■ EXERCISE REQUIREMENTS
1 - In the cluster resource issue, repeat the stretch from "Permanent resource drift" through "in the HCL.", switching "validation" to "verification".
2 - Answer from the cluster resource issue:
(a) Which setting on a databricks_cluster leads the provider to overlook policy-provided configuration?
(b) What value is local_disk given in the databricks_node_type data source?
(c) What name is assigned to the cluster policy?
3 - List every block declared in the configuration of the cluster resource issue, with its type and name.

■ SELECTION
↓

[ISSUE] Issue with `databricks_cluster` resource

bgrams commented 2 months ago

Provider does not consider policy-provided configuration when a databricks_cluster is configured with apply_policy_default_values = true. This results in 2 separate issues:

Permanent resource drift
Incorrect validation failures when relevant attributes are not provided directly in the resource configuration. For example, if the policy provides autoscaling or num_workers defaults, as is the case with all Databricks-provided policy families, the cluster validation procedure will fail due to it considering these attributes to contain their zero value if they are unset in the HCL.

Configuration

data "databricks_node_type" "smallest" {
  local_disk = true
}

data "databricks_spark_version" "latest_lts" {
  long_term_support = true
}

resource "databricks_cluster_policy" "policy" {
  name = "test-policy"

  definition = jsonencode({
    "spark_conf.spark.some.property" = {
      type         = "unlimited"
      isOptional   = true
      defaultValue = "value"

↑

■ EXTRACTED DATA
↓

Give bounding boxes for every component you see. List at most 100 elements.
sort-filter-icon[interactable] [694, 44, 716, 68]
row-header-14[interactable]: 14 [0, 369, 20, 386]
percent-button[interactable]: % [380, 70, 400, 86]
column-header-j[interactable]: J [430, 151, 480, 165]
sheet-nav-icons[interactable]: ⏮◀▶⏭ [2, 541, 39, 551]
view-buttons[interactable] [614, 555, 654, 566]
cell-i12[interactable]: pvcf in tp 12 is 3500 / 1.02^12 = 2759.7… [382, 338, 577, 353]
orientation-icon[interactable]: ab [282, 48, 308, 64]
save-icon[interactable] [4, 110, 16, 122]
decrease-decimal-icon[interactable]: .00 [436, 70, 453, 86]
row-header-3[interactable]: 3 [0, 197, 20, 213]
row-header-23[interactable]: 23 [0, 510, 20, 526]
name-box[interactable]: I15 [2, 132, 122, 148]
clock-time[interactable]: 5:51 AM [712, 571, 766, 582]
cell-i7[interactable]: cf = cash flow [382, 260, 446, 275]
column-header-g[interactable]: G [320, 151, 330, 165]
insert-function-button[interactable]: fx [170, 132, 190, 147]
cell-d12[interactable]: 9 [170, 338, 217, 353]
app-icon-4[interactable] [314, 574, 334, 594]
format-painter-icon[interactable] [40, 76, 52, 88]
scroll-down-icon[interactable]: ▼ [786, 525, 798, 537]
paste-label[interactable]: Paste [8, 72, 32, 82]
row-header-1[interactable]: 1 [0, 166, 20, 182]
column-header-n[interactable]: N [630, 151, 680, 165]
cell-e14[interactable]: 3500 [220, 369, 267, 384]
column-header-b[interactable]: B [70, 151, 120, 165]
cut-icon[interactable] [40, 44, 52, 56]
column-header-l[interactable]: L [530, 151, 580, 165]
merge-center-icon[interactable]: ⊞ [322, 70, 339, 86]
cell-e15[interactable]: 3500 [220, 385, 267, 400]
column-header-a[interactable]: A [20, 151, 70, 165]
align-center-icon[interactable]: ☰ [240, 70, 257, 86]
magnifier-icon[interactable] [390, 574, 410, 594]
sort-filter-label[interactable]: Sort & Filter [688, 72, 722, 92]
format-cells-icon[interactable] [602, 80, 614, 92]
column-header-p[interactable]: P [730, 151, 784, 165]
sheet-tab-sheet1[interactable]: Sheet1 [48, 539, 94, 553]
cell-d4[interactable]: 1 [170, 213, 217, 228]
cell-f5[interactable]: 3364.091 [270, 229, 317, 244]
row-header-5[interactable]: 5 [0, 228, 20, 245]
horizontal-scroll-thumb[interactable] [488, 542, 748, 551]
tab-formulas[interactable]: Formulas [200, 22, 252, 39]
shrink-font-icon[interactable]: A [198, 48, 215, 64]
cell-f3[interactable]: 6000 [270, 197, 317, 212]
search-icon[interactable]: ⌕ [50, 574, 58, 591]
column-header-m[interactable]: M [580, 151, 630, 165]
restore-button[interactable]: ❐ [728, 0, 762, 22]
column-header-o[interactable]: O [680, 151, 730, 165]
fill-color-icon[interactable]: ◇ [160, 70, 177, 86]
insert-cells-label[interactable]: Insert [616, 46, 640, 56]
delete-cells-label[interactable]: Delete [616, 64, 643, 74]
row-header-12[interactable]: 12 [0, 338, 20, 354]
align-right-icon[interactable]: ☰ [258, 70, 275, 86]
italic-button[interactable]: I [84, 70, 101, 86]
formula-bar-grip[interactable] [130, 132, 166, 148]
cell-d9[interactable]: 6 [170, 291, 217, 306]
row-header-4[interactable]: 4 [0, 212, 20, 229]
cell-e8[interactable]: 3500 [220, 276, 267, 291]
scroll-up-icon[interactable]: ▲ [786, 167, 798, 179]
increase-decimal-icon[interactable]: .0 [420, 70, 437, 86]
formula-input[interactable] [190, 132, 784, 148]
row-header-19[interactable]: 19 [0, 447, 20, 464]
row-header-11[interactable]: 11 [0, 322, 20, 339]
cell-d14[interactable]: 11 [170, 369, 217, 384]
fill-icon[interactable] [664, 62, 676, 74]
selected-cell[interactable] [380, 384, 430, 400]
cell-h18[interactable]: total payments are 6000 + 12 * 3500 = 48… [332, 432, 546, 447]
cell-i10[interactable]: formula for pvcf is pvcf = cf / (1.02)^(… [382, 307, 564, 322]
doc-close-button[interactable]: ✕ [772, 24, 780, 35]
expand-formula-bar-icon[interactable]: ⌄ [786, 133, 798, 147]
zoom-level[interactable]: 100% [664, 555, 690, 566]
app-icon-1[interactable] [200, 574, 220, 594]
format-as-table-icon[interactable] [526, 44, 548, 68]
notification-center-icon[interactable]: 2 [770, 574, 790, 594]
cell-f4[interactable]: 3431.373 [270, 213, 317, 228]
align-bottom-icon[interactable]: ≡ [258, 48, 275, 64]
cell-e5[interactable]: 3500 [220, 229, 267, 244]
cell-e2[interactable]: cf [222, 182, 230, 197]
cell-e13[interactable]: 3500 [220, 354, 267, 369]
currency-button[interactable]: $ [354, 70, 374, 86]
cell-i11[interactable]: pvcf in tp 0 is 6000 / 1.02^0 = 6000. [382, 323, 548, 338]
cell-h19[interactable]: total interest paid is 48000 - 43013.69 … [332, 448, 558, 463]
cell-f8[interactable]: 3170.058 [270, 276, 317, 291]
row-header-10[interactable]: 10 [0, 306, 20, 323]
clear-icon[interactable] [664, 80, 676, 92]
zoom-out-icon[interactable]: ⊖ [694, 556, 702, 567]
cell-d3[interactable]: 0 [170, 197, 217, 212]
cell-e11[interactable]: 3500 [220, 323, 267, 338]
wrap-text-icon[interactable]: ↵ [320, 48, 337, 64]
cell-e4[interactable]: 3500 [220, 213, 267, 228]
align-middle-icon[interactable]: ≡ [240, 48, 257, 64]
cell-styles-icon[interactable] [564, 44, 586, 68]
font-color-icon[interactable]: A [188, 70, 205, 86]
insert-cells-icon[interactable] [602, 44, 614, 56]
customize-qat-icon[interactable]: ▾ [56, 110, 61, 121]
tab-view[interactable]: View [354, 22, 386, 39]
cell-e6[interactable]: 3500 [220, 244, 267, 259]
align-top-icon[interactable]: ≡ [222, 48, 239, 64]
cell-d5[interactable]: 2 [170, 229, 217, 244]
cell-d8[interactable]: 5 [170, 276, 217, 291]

↑

■ ANSWERS IN ORDER
1 -
Permanent resource drift
Incorrect verification failures when relevant attributes are not provided directly in the resource configuration. For example, if the policy provides autoscaling or num_workers defaults, as is the case with all Databricks-provided policy families, the cluster verification procedure will fail due to it considering these attributes to contain their zero value if they are unset in the HCL.

2 -
(a) apply_policy_default_values = true
(b) true
(c) "test-policy"

3 -
data "databricks_node_type" "smallest"
data "databricks_spark_version" "latest_lts"
resource "databricks_cluster_policy" "policy"